=== What to produce ===
Where a line in the listing below contains the word "brand", copy that line.

[Start]

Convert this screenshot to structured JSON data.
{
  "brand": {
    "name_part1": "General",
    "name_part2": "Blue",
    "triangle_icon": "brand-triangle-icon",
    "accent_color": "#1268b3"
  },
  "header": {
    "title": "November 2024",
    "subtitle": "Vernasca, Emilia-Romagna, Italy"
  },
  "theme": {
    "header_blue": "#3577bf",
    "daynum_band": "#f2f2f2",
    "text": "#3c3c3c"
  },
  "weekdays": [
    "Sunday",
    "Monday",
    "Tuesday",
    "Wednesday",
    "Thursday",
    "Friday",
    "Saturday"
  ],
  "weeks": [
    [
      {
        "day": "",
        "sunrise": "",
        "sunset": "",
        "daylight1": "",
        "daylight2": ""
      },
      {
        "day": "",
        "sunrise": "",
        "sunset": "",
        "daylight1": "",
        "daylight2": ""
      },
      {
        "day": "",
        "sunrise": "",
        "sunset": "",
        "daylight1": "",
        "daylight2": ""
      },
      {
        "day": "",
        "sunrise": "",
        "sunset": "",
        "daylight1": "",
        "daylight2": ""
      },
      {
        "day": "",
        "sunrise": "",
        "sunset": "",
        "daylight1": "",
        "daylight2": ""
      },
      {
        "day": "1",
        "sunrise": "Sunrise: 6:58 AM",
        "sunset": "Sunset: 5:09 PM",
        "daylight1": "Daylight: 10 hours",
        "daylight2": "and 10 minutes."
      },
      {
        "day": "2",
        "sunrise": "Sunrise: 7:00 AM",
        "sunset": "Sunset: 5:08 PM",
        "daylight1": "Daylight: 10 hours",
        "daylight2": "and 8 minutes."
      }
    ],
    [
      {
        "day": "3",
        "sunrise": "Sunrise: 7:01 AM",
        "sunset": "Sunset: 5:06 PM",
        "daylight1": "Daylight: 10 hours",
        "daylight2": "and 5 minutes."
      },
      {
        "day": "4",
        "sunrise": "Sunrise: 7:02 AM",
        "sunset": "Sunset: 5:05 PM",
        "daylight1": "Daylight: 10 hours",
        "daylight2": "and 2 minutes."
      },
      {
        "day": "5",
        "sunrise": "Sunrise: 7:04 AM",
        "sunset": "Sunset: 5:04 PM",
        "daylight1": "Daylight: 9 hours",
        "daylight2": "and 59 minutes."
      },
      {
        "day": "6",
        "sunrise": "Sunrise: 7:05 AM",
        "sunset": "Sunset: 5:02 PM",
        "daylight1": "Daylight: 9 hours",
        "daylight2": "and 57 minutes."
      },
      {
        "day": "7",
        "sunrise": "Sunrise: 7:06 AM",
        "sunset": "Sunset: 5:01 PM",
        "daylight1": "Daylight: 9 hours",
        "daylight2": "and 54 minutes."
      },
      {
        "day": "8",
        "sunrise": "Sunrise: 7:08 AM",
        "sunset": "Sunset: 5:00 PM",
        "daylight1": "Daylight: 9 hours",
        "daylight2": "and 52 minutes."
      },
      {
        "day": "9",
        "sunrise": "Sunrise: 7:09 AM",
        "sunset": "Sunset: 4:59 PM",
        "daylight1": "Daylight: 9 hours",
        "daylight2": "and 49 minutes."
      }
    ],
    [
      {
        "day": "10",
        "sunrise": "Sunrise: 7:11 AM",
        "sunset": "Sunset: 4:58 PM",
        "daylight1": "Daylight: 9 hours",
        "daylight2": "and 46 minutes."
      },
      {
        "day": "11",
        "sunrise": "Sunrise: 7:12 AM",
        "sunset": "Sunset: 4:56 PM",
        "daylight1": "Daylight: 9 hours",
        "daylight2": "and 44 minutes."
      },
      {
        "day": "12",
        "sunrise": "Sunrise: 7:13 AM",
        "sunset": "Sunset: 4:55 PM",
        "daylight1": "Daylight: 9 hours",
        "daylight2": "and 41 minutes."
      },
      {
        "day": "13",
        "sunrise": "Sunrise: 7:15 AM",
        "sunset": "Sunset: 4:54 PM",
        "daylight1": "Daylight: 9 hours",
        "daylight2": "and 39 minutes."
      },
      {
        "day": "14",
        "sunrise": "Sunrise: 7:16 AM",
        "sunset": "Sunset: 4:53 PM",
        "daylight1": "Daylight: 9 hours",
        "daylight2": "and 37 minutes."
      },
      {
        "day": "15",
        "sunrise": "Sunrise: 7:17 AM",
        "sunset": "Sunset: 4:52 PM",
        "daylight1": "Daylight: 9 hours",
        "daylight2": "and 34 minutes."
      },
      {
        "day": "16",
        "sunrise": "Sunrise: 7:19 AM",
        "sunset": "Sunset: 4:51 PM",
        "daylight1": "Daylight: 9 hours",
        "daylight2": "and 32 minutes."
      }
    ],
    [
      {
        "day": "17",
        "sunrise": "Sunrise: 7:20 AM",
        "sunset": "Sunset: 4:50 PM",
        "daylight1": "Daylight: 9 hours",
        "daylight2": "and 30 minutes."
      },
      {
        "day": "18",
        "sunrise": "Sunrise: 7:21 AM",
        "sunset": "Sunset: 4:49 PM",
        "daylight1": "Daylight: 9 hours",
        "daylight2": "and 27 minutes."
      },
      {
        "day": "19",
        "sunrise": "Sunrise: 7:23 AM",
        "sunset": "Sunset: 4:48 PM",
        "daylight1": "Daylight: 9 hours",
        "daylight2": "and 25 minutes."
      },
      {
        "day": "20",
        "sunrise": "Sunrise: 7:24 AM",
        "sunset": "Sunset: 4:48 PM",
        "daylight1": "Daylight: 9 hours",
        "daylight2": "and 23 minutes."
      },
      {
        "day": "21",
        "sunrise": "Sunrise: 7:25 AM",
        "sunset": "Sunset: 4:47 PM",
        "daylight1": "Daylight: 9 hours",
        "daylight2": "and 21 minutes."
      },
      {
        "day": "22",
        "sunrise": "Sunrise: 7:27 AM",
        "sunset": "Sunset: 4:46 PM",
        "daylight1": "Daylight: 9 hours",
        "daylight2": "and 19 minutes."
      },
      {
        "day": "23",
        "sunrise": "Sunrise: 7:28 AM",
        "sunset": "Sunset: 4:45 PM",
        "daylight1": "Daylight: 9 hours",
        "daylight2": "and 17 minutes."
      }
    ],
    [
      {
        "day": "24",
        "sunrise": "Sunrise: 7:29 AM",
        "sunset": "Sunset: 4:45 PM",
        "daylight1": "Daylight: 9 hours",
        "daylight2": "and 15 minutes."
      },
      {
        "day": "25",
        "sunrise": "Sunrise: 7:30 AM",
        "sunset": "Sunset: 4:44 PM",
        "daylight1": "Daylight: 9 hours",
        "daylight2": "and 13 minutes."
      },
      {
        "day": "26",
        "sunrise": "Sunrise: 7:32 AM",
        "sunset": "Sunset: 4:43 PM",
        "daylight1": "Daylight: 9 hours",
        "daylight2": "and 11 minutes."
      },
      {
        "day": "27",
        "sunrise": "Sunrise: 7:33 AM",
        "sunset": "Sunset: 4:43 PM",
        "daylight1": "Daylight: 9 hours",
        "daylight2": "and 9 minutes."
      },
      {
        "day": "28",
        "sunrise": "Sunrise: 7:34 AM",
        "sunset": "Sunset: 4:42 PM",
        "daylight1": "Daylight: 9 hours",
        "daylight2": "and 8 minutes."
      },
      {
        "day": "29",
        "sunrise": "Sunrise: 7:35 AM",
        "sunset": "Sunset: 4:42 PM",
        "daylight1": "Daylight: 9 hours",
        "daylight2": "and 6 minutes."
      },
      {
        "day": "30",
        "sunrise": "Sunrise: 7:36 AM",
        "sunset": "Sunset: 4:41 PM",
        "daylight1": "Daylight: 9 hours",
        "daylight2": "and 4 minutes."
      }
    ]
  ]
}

[End]

=== Full output ===
  "brand": {
    "triangle_icon": "brand-triangle-icon",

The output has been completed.